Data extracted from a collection
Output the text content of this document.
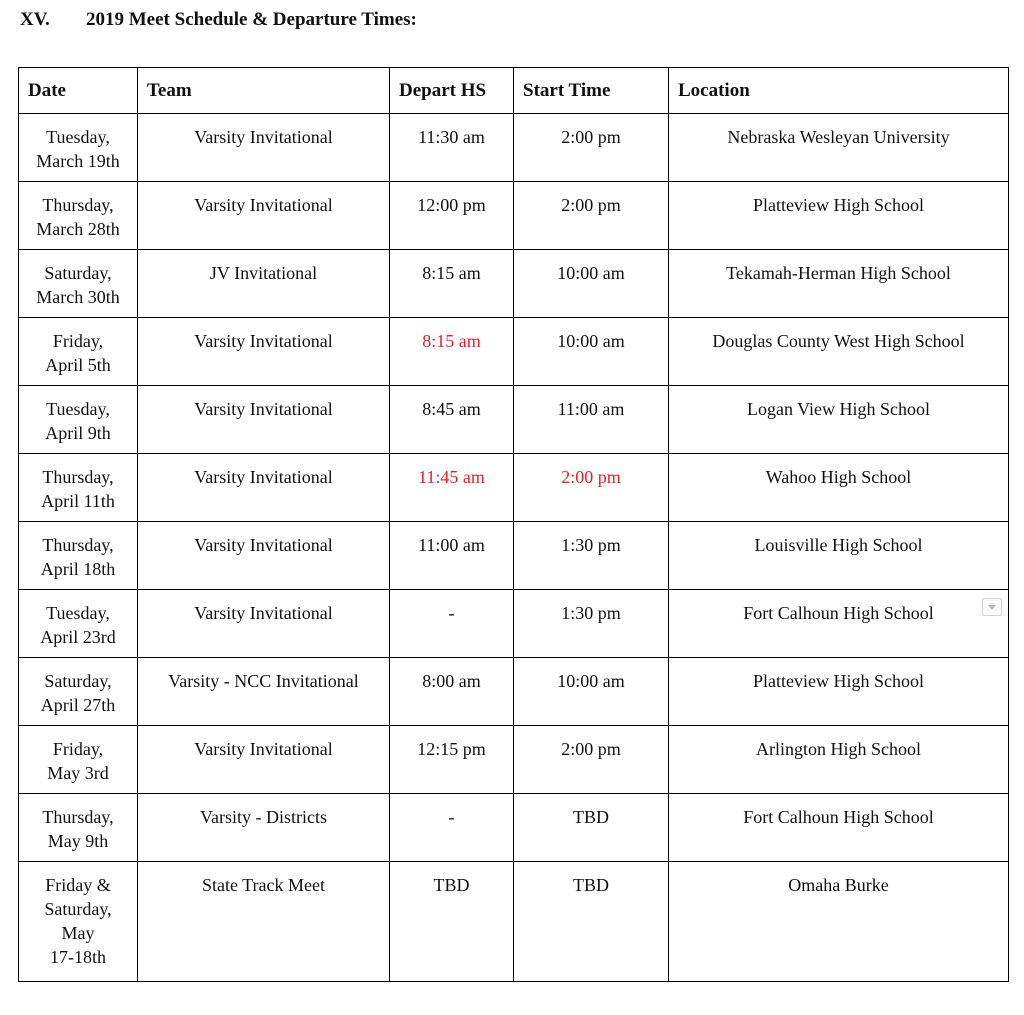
XV. 2019 Meet Schedule & Departure Times:
Date	Team	Depart HS	Start Time	Location

Tuesday,
March 19th	Varsity Invitational	11:30 am	2:00 pm	Nebraska Wesleyan University

Thursday,
March 28th	Varsity Invitational	12:00 pm	2:00 pm	Platteview High School

Saturday,
March 30th	JV Invitational	8:15 am	10:00 am	Tekamah-Herman High School

Friday,
April 5th	Varsity Invitational	8:15 am	10:00 am	Douglas County West High School

Tuesday,
April 9th	Varsity Invitational	8:45 am	11:00 am	Logan View High School

Thursday,
April 11th	Varsity Invitational	11:45 am	2:00 pm	Wahoo High School

Thursday,
April 18th	Varsity Invitational	11:00 am	1:30 pm	Louisville High School

Tuesday,
April 23rd	Varsity Invitational	-	1:30 pm	Fort Calhoun High School

Saturday,
April 27th	Varsity - NCC Invitational	8:00 am	10:00 am	Platteview High School

Friday,
May 3rd	Varsity Invitational	12:15 pm	2:00 pm	Arlington High School

Thursday,
May 9th	Varsity - Districts	-	TBD	Fort Calhoun High School

Friday &
Saturday,
May
17-18th	State Track Meet	TBD	TBD	Omaha Burke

GIVEN TASK
Copy out every line from the data above that has "April" in it.

OUTPUT FOR THIS TASK
April 5th	Varsity Invitational	8:15 am	10:00 am	Douglas County West High School
April 9th	Varsity Invitational	8:45 am	11:00 am	Logan View High School
April 11th	Varsity Invitational	11:45 am	2:00 pm	Wahoo High School
April 18th	Varsity Invitational	11:00 am	1:30 pm	Louisville High School
April 23rd	Varsity Invitational	-	1:30 pm	Fort Calhoun High School
April 27th	Varsity - NCC Invitational	8:00 am	10:00 am	Platteview High School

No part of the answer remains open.